## begin Records supplied

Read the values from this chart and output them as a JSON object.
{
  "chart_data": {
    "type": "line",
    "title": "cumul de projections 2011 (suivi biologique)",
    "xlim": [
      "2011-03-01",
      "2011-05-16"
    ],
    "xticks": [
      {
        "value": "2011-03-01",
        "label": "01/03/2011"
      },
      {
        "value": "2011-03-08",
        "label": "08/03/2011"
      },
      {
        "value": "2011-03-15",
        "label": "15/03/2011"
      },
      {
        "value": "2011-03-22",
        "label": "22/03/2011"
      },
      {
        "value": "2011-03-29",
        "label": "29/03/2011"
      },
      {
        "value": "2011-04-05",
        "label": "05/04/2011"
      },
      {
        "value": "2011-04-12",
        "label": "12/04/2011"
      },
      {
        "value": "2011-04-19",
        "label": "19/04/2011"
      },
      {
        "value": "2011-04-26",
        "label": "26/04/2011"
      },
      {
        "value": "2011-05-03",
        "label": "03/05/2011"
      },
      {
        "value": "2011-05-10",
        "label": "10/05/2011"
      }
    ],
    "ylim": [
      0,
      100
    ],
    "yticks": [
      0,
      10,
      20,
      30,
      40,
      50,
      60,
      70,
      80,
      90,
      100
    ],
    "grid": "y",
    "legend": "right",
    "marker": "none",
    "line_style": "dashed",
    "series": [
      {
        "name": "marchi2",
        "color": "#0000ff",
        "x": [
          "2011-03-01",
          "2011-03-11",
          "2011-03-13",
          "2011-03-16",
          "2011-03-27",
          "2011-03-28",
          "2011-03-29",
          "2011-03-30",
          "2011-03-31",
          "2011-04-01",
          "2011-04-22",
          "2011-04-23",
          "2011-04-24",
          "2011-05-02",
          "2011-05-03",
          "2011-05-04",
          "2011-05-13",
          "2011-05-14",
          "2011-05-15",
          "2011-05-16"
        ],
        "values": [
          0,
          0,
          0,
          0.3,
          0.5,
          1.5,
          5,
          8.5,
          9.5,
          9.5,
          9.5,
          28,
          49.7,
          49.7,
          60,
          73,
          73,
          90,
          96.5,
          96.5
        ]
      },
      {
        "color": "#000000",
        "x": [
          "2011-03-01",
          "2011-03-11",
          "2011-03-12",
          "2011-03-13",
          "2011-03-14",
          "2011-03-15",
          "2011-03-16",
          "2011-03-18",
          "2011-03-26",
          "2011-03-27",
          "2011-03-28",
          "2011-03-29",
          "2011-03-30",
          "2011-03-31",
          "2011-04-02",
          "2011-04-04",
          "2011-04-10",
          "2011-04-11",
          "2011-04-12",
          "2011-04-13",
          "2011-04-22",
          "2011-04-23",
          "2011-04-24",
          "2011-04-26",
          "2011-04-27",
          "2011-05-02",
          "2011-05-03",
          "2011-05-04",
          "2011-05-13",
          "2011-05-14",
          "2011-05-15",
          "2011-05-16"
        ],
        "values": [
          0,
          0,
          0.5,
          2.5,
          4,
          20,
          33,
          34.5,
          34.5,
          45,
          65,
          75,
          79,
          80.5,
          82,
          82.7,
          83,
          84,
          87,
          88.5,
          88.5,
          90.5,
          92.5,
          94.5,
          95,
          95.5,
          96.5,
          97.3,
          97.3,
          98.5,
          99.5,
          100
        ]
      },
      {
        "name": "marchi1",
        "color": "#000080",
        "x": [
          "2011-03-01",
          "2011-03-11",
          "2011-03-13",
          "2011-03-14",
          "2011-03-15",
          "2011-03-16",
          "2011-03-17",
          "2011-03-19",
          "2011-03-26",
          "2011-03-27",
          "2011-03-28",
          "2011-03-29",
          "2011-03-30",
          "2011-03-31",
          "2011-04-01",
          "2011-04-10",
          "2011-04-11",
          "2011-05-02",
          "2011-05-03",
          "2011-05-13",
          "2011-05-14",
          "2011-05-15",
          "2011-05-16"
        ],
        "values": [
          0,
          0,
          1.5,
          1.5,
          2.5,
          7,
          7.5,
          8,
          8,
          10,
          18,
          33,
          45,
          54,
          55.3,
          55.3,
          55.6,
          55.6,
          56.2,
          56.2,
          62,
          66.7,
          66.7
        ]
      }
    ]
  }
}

## end Records supplied

__Instructions for the task__: Your task is to output the full set of records exactly as presented.

__Answer in full__:
Read the values from this chart and output them as a JSON object.
{
  "chart_data": {
    "type": "line",
    "title": "cumul de projections 2011 (suivi biologique)",
    "xlim": [
      "2011-03-01",
      "2011-05-16"
    ],
    "xticks": [
      {
        "value": "2011-03-01",
        "label": "01/03/2011"
      },
      {
        "value": "2011-03-08",
        "label": "08/03/2011"
      },
      {
        "value": "2011-03-15",
        "label": "15/03/2011"
      },
      {
        "value": "2011-03-22",
        "label": "22/03/2011"
      },
      {
        "value": "2011-03-29",
        "label": "29/03/2011"
      },
      {
        "value": "2011-04-05",
        "label": "05/04/2011"
      },
      {
        "value": "2011-04-12",
        "label": "12/04/2011"
      },
      {
        "value": "2011-04-19",
        "label": "19/04/2011"
      },
      {
        "value": "2011-04-26",
        "label": "26/04/2011"
      },
      {
        "value": "2011-05-03",
        "label": "03/05/2011"
      },
      {
        "value": "2011-05-10",
        "label": "10/05/2011"
      }
    ],
    "ylim": [
      0,
      100
    ],
    "yticks": [
      0,
      10,
      20,
      30,
      40,
      50,
      60,
      70,
      80,
      90,
      100
    ],
    "grid": "y",
    "legend": "right",
    "marker": "none",
    "line_style": "dashed",
    "series": [
      {
        "name": "marchi2",
        "color": "#0000ff",
        "x": [
          "2011-03-01",
          "2011-03-11",
          "2011-03-13",
          "2011-03-16",
          "2011-03-27",
          "2011-03-28",
          "2011-03-29",
          "2011-03-30",
          "2011-03-31",
          "2011-04-01",
          "2011-04-22",
          "2011-04-23",
          "2011-04-24",
          "2011-05-02",
          "2011-05-03",
          "2011-05-04",
          "2011-05-13",
          "2011-05-14",
          "2011-05-15",
          "2011-05-16"
        ],
        "values": [
          0,
          0,
          0,
          0.3,
          0.5,
          1.5,
          5,
          8.5,
          9.5,
          9.5,
          9.5,
          28,
          49.7,
          49.7,
          60,
          73,
          73,
          90,
          96.5,
          96.5
        ]
      },
      {
        "color": "#000000",
        "x": [
          "2011-03-01",
          "2011-03-11",
          "2011-03-12",
          "2011-03-13",
          "2011-03-14",
          "2011-03-15",
          "2011-03-16",
          "2011-03-18",
          "2011-03-26",
          "2011-03-27",
          "2011-03-28",
          "2011-03-29",
          "2011-03-30",
          "2011-03-31",
          "2011-04-02",
          "2011-04-04",
          "2011-04-10",
          "2011-04-11",
          "2011-04-12",
          "2011-04-13",
          "2011-04-22",
          "2011-04-23",
          "2011-04-24",
          "2011-04-26",
          "2011-04-27",
          "2011-05-02",
          "2011-05-03",
          "2011-05-04",
          "2011-05-13",
          "2011-05-14",
          "2011-05-15",
          "2011-05-16"
        ],
        "values": [
          0,
          0,
          0.5,
          2.5,
          4,
          20,
          33,
          34.5,
          34.5,
          45,
          65,
          75,
          79,
          80.5,
          82,
          82.7,
          83,
          84,
          87,
          88.5,
          88.5,
          90.5,
          92.5,
          94.5,
          95,
          95.5,
          96.5,
          97.3,
          97.3,
          98.5,
          99.5,
          100
        ]
      },
      {
        "name": "marchi1",
        "color": "#000080",
        "x": [
          "2011-03-01",
          "2011-03-11",
          "2011-03-13",
          "2011-03-14",
          "2011-03-15",
          "2011-03-16",
          "2011-03-17",
          "2011-03-19",
          "2011-03-26",
          "2011-03-27",
          "2011-03-28",
          "2011-03-29",
          "2011-03-30",
          "2011-03-31",
          "2011-04-01",
          "2011-04-10",
          "2011-04-11",
          "2011-05-02",
          "2011-05-03",
          "2011-05-13",
          "2011-05-14",
          "2011-05-15",
          "2011-05-16"
        ],
        "values": [
          0,
          0,
          1.5,
          1.5,
          2.5,
          7,
          7.5,
          8,
          8,
          10,
          18,
          33,
          45,
          54,
          55.3,
          55.3,
          55.6,
          55.6,
          56.2,
          56.2,
          62,
          66.7,
          66.7
        ]
      }
    ]
  }
}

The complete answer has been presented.